▶ _Consigne_
Dans le texte sur Le Pédalo, combien de jours par semaine le magasin ouvrira-t-il au départ, et lesquels ?

━━━ Texte extrait

A un moment donné, il faut arrêter le ‘greenwashing’!” Françoise Viellevoye (Le Pédalo)
Le Pédalo, qui prévoit d’engager deux salariés à mi-temps d’ici janvier, ne sera dans un premier temps ouvert que deux jours par semaine, le vendredi et le samedi. “Le nombre de jours d’ouverture est lié au nombre de coopérateurs, souligne la cofondatrice ( ils sont 160 pour l’instant, Ndlr). Dès que nous serons une trentaine de plus, nous pourrons ouvrir un jour supplémentaire, et ainsi de suite.”
Le Pédalo propose déjà environ 200 références sur sa boutique en ligne lancée au début de cette année, mais uniquement du sec et des produits emballés. “A l’ouverture du magasin, nous passerons à 450 références, principalement du frais (fruits et légumes), de l’ultra-frais (crèmerie, viande sur commande, etc.) et du vrac, en plus de tout ce que nous vendons déjà en ligne. Nous proposerons également à la vente le pain d’un boulanger qui a installé son four juste en face de chez nous dans les installations du See U, mais aussi des bières ultralocales, etc. Ce qui est génial à Bruxelles, c’est que la ville fourmille de projets de ce genre et dont les porteurs ne demandent pas mieux que de voir apparaître de nouveaux canaux de distribution.”

━━━━━━
━━━ Extraits de données

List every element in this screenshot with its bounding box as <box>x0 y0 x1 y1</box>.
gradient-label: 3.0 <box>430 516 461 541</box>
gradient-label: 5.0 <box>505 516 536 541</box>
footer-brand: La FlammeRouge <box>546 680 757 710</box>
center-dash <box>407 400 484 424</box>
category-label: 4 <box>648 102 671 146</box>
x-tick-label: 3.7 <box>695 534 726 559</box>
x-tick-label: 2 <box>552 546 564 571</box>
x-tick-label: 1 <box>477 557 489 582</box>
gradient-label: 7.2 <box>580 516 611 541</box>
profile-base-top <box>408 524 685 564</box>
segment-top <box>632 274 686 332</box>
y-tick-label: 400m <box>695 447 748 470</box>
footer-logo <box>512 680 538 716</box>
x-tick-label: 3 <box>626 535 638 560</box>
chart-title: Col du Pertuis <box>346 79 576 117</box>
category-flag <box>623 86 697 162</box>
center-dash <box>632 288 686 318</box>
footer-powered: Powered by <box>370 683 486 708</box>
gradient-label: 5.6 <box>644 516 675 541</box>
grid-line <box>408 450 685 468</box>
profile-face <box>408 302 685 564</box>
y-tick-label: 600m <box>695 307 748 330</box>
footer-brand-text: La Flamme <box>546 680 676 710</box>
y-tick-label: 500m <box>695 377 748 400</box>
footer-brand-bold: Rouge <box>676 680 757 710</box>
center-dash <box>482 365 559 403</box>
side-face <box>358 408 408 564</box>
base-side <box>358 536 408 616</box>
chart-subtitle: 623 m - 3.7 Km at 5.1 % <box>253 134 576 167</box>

━━━━━━

▶ _Réponse_
Deux jours par semaine, le vendredi et le samedi.